[Entries]:

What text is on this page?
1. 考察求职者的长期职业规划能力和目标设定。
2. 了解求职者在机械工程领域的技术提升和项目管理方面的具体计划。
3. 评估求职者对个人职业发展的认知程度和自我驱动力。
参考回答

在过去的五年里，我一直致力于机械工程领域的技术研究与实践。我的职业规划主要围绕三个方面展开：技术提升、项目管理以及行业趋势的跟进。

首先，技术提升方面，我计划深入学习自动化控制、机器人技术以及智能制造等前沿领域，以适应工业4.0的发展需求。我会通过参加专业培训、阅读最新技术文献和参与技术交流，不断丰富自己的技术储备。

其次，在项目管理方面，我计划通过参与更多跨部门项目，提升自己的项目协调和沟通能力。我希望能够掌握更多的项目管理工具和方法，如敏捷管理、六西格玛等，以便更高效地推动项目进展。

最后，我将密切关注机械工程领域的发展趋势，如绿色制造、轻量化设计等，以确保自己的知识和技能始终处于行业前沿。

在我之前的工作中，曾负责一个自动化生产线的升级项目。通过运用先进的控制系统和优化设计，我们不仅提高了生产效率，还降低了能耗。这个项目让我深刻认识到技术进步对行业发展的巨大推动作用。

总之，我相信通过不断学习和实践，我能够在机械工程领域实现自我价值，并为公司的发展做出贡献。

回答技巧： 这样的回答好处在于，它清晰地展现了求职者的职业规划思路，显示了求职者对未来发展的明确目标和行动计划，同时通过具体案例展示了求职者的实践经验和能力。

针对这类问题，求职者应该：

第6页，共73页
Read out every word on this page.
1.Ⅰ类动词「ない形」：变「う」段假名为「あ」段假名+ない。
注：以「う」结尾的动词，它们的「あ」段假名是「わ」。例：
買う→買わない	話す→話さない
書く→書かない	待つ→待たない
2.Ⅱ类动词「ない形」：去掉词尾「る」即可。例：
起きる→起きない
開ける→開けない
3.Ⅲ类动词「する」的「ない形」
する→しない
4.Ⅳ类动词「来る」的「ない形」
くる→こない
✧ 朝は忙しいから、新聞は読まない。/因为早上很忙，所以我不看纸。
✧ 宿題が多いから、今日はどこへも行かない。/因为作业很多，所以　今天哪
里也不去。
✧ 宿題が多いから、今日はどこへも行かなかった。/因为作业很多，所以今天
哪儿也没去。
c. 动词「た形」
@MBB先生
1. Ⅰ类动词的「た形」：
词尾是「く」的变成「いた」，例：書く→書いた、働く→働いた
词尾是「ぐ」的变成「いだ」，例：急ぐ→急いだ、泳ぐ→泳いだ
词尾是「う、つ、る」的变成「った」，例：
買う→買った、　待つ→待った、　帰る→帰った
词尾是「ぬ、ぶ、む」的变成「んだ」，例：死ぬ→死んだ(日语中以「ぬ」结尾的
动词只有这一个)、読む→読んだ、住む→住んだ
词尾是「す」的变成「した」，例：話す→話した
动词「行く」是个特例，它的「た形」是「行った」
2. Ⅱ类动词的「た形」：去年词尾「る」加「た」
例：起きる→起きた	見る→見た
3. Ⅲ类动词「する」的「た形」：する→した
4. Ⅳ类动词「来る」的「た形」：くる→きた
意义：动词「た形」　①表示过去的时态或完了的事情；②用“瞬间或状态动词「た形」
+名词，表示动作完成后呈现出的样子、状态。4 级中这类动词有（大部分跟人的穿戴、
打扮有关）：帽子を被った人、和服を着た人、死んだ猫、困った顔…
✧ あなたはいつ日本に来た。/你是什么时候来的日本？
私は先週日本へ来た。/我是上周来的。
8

[Stated problem]: Report all lines of the material that contain the word "page".

[Reply]:
What text is on this page?
Read out every word on this page.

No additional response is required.